**AIM:** Every entry below must be repeated exactly; skip the pictures.

**DATA EXTRACT:**
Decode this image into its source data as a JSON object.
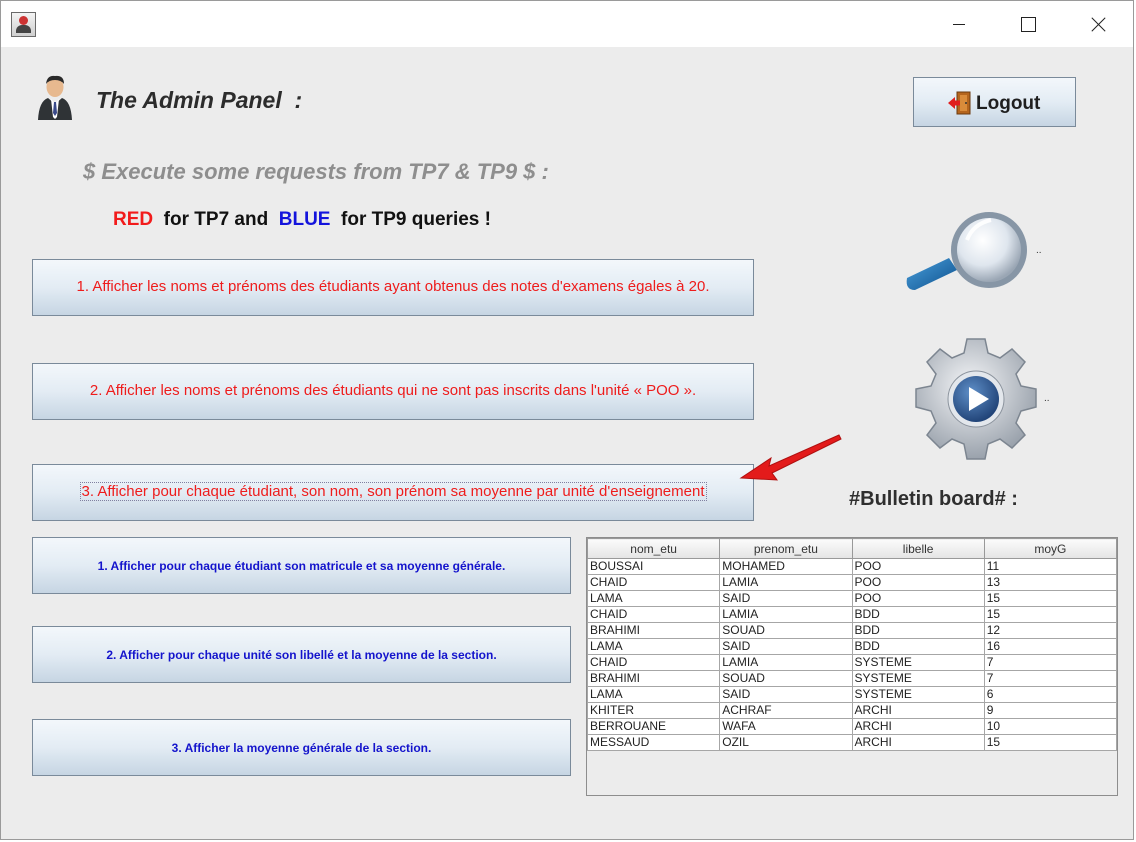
{
  "header": {
    "title": "The Admin Panel  :",
    "logout_label": "Logout"
  },
  "requests": {
    "subtitle": "$  Execute some requests from TP7 & TP9 $ :",
    "legend": {
      "red": "RED",
      "for_tp7": "  for TP7 and  ",
      "blue": "BLUE",
      "for_tp9": "  for TP9 queries !"
    },
    "tp7_buttons": [
      "1. Afficher les noms et prénoms des étudiants ayant obtenus des notes d'examens égales à 20.",
      "2. Afficher les noms et prénoms des étudiants qui ne sont pas inscrits dans l'unité « POO ».",
      "3. Afficher pour chaque étudiant, son nom, son prénom sa moyenne par unité d'enseignement"
    ],
    "tp9_buttons": [
      "1. Afficher pour chaque étudiant son matricule et sa moyenne générale.",
      "2. Afficher pour chaque unité son libellé et la moyenne de la section.",
      "3. Afficher la moyenne générale de la section."
    ]
  },
  "icons": {
    "search_dots": "..",
    "run_dots": ".."
  },
  "bulletin": {
    "title": "#Bulletin board# :",
    "columns": [
      "nom_etu",
      "prenom_etu",
      "libelle",
      "moyG"
    ],
    "rows": [
      [
        "BOUSSAI",
        "MOHAMED",
        "POO",
        "11"
      ],
      [
        "CHAID",
        "LAMIA",
        "POO",
        "13"
      ],
      [
        "LAMA",
        "SAID",
        "POO",
        "15"
      ],
      [
        "CHAID",
        "LAMIA",
        "BDD",
        "15"
      ],
      [
        "BRAHIMI",
        "SOUAD",
        "BDD",
        "12"
      ],
      [
        "LAMA",
        "SAID",
        "BDD",
        "16"
      ],
      [
        "CHAID",
        "LAMIA",
        "SYSTEME",
        "7"
      ],
      [
        "BRAHIMI",
        "SOUAD",
        "SYSTEME",
        "7"
      ],
      [
        "LAMA",
        "SAID",
        "SYSTEME",
        "6"
      ],
      [
        "KHITER",
        "ACHRAF",
        "ARCHI",
        "9"
      ],
      [
        "BERROUANE",
        "WAFA",
        "ARCHI",
        "10"
      ],
      [
        "MESSAUD",
        "OZIL",
        "ARCHI",
        "15"
      ]
    ]
  },
  "colors": {
    "tp7": "#f21b1b",
    "tp9": "#1414dc"
  }
}
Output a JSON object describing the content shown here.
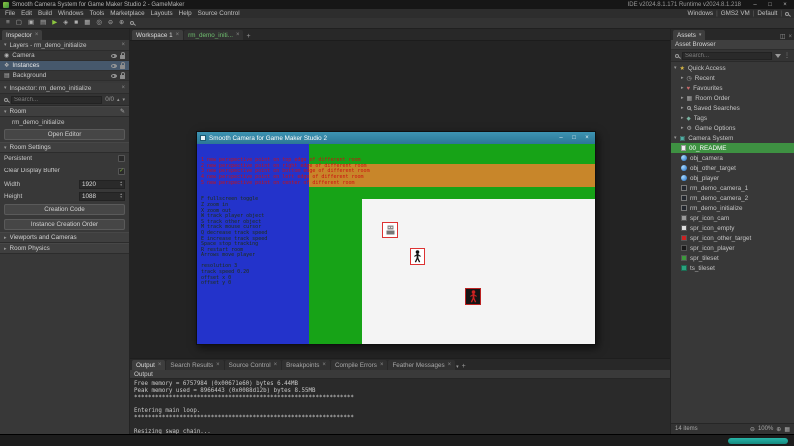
{
  "titlebar": {
    "title": "Smooth Camera System for Game Maker Studio 2 - GameMaker",
    "version_info": "IDE v2024.8.1.171  Runtime v2024.8.1.218"
  },
  "menubar": {
    "items": [
      "File",
      "Edit",
      "Build",
      "Windows",
      "Tools",
      "Marketplace",
      "Layouts",
      "Help",
      "Source Control"
    ],
    "target_label": "Windows",
    "runtime_label": "GMS2 VM",
    "layout_label": "Default"
  },
  "inspector": {
    "tab_label": "Inspector",
    "layers_header": "Layers - rm_demo_initialize",
    "layers": [
      {
        "name": "Camera"
      },
      {
        "name": "Instances"
      },
      {
        "name": "Background"
      }
    ],
    "inspector_header": "Inspector: rm_demo_initialize",
    "search_placeholder": "Search...",
    "search_count": "0/0",
    "room_section": "Room",
    "room_name": "rm_demo_initialize",
    "open_editor": "Open Editor",
    "room_settings": "Room Settings",
    "persistent": "Persistent",
    "clear_display_buffer": "Clear Display Buffer",
    "width_label": "Width",
    "width_value": "1920",
    "height_label": "Height",
    "height_value": "1088",
    "creation_code": "Creation Code",
    "instance_creation_order": "Instance Creation Order",
    "viewports": "Viewports and Cameras",
    "room_physics": "Room Physics"
  },
  "workspace": {
    "tab1": "Workspace 1",
    "tab2": "rm_demo_initi..."
  },
  "game": {
    "window_title": "Smooth Camera for Game Maker Studio 2",
    "red_text": "1 new perspective point on top edge of different room\n2 new perspective point on right edge of different room\n3 new perspective point on bottom edge of different room\n4 new perspective point on left edge of different room\n5 new perspective point on center of different room",
    "dark_text": "F fullscreen toggle\nZ zoom in\nX zoom out\nW track player object\nS track other object\nM track mouse cursor\nQ decrease track speed\nE increase track speed\nSpace stop tracking\nR restart room\nArrows move player\n\nresolution 3\ntrack speed 0.20\noffset x 0\noffset y 0"
  },
  "output": {
    "tabs": [
      "Output",
      "Search Results",
      "Source Control",
      "Breakpoints",
      "Compile Errors",
      "Feather Messages"
    ],
    "header": "Output",
    "console_text": "Free memory = 6757984 (0x00671e60) bytes 6.44MB\nPeak memory used = 8966443 (0x0088d12b) bytes 8.55MB\n***************************************************************\n\nEntering main loop.\n***************************************************************\n\nResizing swap chain..."
  },
  "assets": {
    "tab_label": "Assets",
    "browser_header": "Asset Browser",
    "search_placeholder": "Search...",
    "quick_access_label": "Quick Access",
    "quick_access": [
      {
        "label": "Recent"
      },
      {
        "label": "Favourites"
      },
      {
        "label": "Room Order"
      },
      {
        "label": "Saved Searches"
      },
      {
        "label": "Tags"
      },
      {
        "label": "Game Options"
      }
    ],
    "group_label": "Camera System",
    "items": [
      {
        "label": "00_README"
      },
      {
        "label": "obj_camera"
      },
      {
        "label": "obj_other_target"
      },
      {
        "label": "obj_player"
      },
      {
        "label": "rm_demo_camera_1"
      },
      {
        "label": "rm_demo_camera_2"
      },
      {
        "label": "rm_demo_initialize"
      },
      {
        "label": "spr_icon_cam"
      },
      {
        "label": "spr_icon_empty"
      },
      {
        "label": "spr_icon_other_target"
      },
      {
        "label": "spr_icon_player"
      },
      {
        "label": "spr_tileset"
      },
      {
        "label": "ts_tileset"
      }
    ],
    "item_count": "14 items",
    "zoom_level": "100%"
  },
  "colors": {
    "selection_green": "#3e9142",
    "game_blue": "#2333cb",
    "game_green": "#17a317",
    "game_orange": "#c8862a",
    "progress_teal": "#27b5a8"
  }
}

**COMPLETE ANSWER:**
Decode this image into its source data as a JSON object.
{
  "header": {
    "title": "The Admin Panel  :",
    "logout_label": "Logout"
  },
  "requests": {
    "subtitle": "$  Execute some requests from TP7 & TP9 $ :",
    "legend": {
      "red": "RED",
      "for_tp7": "  for TP7 and  ",
      "blue": "BLUE",
      "for_tp9": "  for TP9 queries !"
    },
    "tp7_buttons": [
      "1. Afficher les noms et prénoms des étudiants ayant obtenus des notes d'examens égales à 20.",
      "2. Afficher les noms et prénoms des étudiants qui ne sont pas inscrits dans l'unité « POO ».",
      "3. Afficher pour chaque étudiant, son nom, son prénom sa moyenne par unité d'enseignement"
    ],
    "tp9_buttons": [
      "1. Afficher pour chaque étudiant son matricule et sa moyenne générale.",
      "2. Afficher pour chaque unité son libellé et la moyenne de la section.",
      "3. Afficher la moyenne générale de la section."
    ]
  },
  "icons": {
    "search_dots": "..",
    "run_dots": ".."
  },
  "bulletin": {
    "title": "#Bulletin board# :",
    "columns": [
      "nom_etu",
      "prenom_etu",
      "libelle",
      "moyG"
    ],
    "rows": [
      [
        "BOUSSAI",
        "MOHAMED",
        "POO",
        "11"
      ],
      [
        "CHAID",
        "LAMIA",
        "POO",
        "13"
      ],
      [
        "LAMA",
        "SAID",
        "POO",
        "15"
      ],
      [
        "CHAID",
        "LAMIA",
        "BDD",
        "15"
      ],
      [
        "BRAHIMI",
        "SOUAD",
        "BDD",
        "12"
      ],
      [
        "LAMA",
        "SAID",
        "BDD",
        "16"
      ],
      [
        "CHAID",
        "LAMIA",
        "SYSTEME",
        "7"
      ],
      [
        "BRAHIMI",
        "SOUAD",
        "SYSTEME",
        "7"
      ],
      [
        "LAMA",
        "SAID",
        "SYSTEME",
        "6"
      ],
      [
        "KHITER",
        "ACHRAF",
        "ARCHI",
        "9"
      ],
      [
        "BERROUANE",
        "WAFA",
        "ARCHI",
        "10"
      ],
      [
        "MESSAUD",
        "OZIL",
        "ARCHI",
        "15"
      ]
    ]
  },
  "colors": {
    "tp7": "#f21b1b",
    "tp9": "#1414dc"
  }
}
Output a JSON object describing the content shown here.
{
  "titlebar": {
    "title": "Smooth Camera System for Game Maker Studio 2 - GameMaker",
    "version_info": "IDE v2024.8.1.171  Runtime v2024.8.1.218"
  },
  "menubar": {
    "items": [
      "File",
      "Edit",
      "Build",
      "Windows",
      "Tools",
      "Marketplace",
      "Layouts",
      "Help",
      "Source Control"
    ],
    "target_label": "Windows",
    "runtime_label": "GMS2 VM",
    "layout_label": "Default"
  },
  "inspector": {
    "tab_label": "Inspector",
    "layers_header": "Layers - rm_demo_initialize",
    "layers": [
      {
        "name": "Camera"
      },
      {
        "name": "Instances"
      },
      {
        "name": "Background"
      }
    ],
    "inspector_header": "Inspector: rm_demo_initialize",
    "search_placeholder": "Search...",
    "search_count": "0/0",
    "room_section": "Room",
    "room_name": "rm_demo_initialize",
    "open_editor": "Open Editor",
    "room_settings": "Room Settings",
    "persistent": "Persistent",
    "clear_display_buffer": "Clear Display Buffer",
    "width_label": "Width",
    "width_value": "1920",
    "height_label": "Height",
    "height_value": "1088",
    "creation_code": "Creation Code",
    "instance_creation_order": "Instance Creation Order",
    "viewports": "Viewports and Cameras",
    "room_physics": "Room Physics"
  },
  "workspace": {
    "tab1": "Workspace 1",
    "tab2": "rm_demo_initi..."
  },
  "game": {
    "window_title": "Smooth Camera for Game Maker Studio 2",
    "red_text": "1 new perspective point on top edge of different room\n2 new perspective point on right edge of different room\n3 new perspective point on bottom edge of different room\n4 new perspective point on left edge of different room\n5 new perspective point on center of different room",
    "dark_text": "F fullscreen toggle\nZ zoom in\nX zoom out\nW track player object\nS track other object\nM track mouse cursor\nQ decrease track speed\nE increase track speed\nSpace stop tracking\nR restart room\nArrows move player\n\nresolution 3\ntrack speed 0.20\noffset x 0\noffset y 0"
  },
  "output": {
    "tabs": [
      "Output",
      "Search Results",
      "Source Control",
      "Breakpoints",
      "Compile Errors",
      "Feather Messages"
    ],
    "header": "Output",
    "console_text": "Free memory = 6757984 (0x00671e60) bytes 6.44MB\nPeak memory used = 8966443 (0x0088d12b) bytes 8.55MB\n***************************************************************\n\nEntering main loop.\n***************************************************************\n\nResizing swap chain..."
  },
  "assets": {
    "tab_label": "Assets",
    "browser_header": "Asset Browser",
    "search_placeholder": "Search...",
    "quick_access_label": "Quick Access",
    "quick_access": [
      {
        "label": "Recent"
      },
      {
        "label": "Favourites"
      },
      {
        "label": "Room Order"
      },
      {
        "label": "Saved Searches"
      },
      {
        "label": "Tags"
      },
      {
        "label": "Game Options"
      }
    ],
    "group_label": "Camera System",
    "items": [
      {
        "label": "00_README"
      },
      {
        "label": "obj_camera"
      },
      {
        "label": "obj_other_target"
      },
      {
        "label": "obj_player"
      },
      {
        "label": "rm_demo_camera_1"
      },
      {
        "label": "rm_demo_camera_2"
      },
      {
        "label": "rm_demo_initialize"
      },
      {
        "label": "spr_icon_cam"
      },
      {
        "label": "spr_icon_empty"
      },
      {
        "label": "spr_icon_other_target"
      },
      {
        "label": "spr_icon_player"
      },
      {
        "label": "spr_tileset"
      },
      {
        "label": "ts_tileset"
      }
    ],
    "item_count": "14 items",
    "zoom_level": "100%"
  },
  "colors": {
    "selection_green": "#3e9142",
    "game_blue": "#2333cb",
    "game_green": "#17a317",
    "game_orange": "#c8862a",
    "progress_teal": "#27b5a8"
  }
}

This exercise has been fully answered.